Data records:
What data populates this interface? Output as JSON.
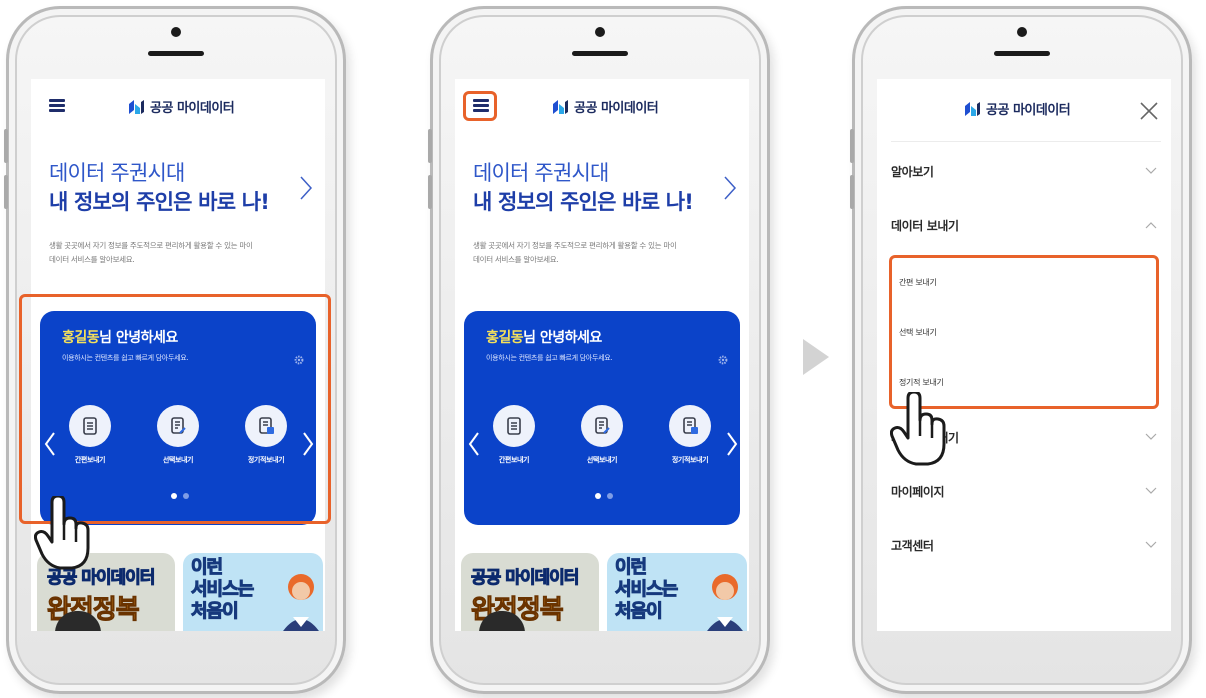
{
  "app": {
    "logo_text": "공공 마이데이터",
    "brand_color": "#0b43c9",
    "accent_color": "#e8622a"
  },
  "home": {
    "hero_line1": "데이터 주권시대",
    "hero_line2": "내 정보의 주인은 바로 나!",
    "hero_desc_line1": "생활 곳곳에서 자기 정보를 주도적으로 편리하게 활용할 수 있는 마이",
    "hero_desc_line2": "데이터 서비스를 알아보세요.",
    "card_greet_name": "홍길동",
    "card_greet_rest": "님 안녕하세요",
    "card_sub": "이용하시는 컨텐츠를 쉽고 빠르게 담아두세요.",
    "services": [
      {
        "label": "간편보내기",
        "icon": "document-icon"
      },
      {
        "label": "선택보내기",
        "icon": "edit-document-icon"
      },
      {
        "label": "정기적보내기",
        "icon": "calendar-document-icon"
      }
    ],
    "carousel_page": 1,
    "carousel_pages": 2,
    "thumb_a_line1": "공공 마이데이터",
    "thumb_a_line2": "완전정복",
    "thumb_b_line1": "이런",
    "thumb_b_line2": "서비스는",
    "thumb_b_line3": "처음이"
  },
  "menu": {
    "items": [
      {
        "label": "알아보기",
        "state": "collapsed"
      },
      {
        "label": "데이터 보내기",
        "state": "expanded"
      },
      {
        "label": "서비스 보내기",
        "state": "collapsed"
      },
      {
        "label": "마이페이지",
        "state": "collapsed"
      },
      {
        "label": "고객센터",
        "state": "collapsed"
      }
    ],
    "sub_items": [
      "간편 보내기",
      "선택 보내기",
      "정기적 보내기"
    ]
  }
}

TASK: Without including the pictures, return each record above exactly as it stands.

ANSWER:
What data populates this interface? Output as JSON.
{
  "app": {
    "logo_text": "공공 마이데이터",
    "brand_color": "#0b43c9",
    "accent_color": "#e8622a"
  },
  "home": {
    "hero_line1": "데이터 주권시대",
    "hero_line2": "내 정보의 주인은 바로 나!",
    "hero_desc_line1": "생활 곳곳에서 자기 정보를 주도적으로 편리하게 활용할 수 있는 마이",
    "hero_desc_line2": "데이터 서비스를 알아보세요.",
    "card_greet_name": "홍길동",
    "card_greet_rest": "님 안녕하세요",
    "card_sub": "이용하시는 컨텐츠를 쉽고 빠르게 담아두세요.",
    "services": [
      {
        "label": "간편보내기",
        "icon": "document-icon"
      },
      {
        "label": "선택보내기",
        "icon": "edit-document-icon"
      },
      {
        "label": "정기적보내기",
        "icon": "calendar-document-icon"
      }
    ],
    "carousel_page": 1,
    "carousel_pages": 2,
    "thumb_a_line1": "공공 마이데이터",
    "thumb_a_line2": "완전정복",
    "thumb_b_line1": "이런",
    "thumb_b_line2": "서비스는",
    "thumb_b_line3": "처음이"
  },
  "menu": {
    "items": [
      {
        "label": "알아보기",
        "state": "collapsed"
      },
      {
        "label": "데이터 보내기",
        "state": "expanded"
      },
      {
        "label": "서비스 보내기",
        "state": "collapsed"
      },
      {
        "label": "마이페이지",
        "state": "collapsed"
      },
      {
        "label": "고객센터",
        "state": "collapsed"
      }
    ],
    "sub_items": [
      "간편 보내기",
      "선택 보내기",
      "정기적 보내기"
    ]
  }
}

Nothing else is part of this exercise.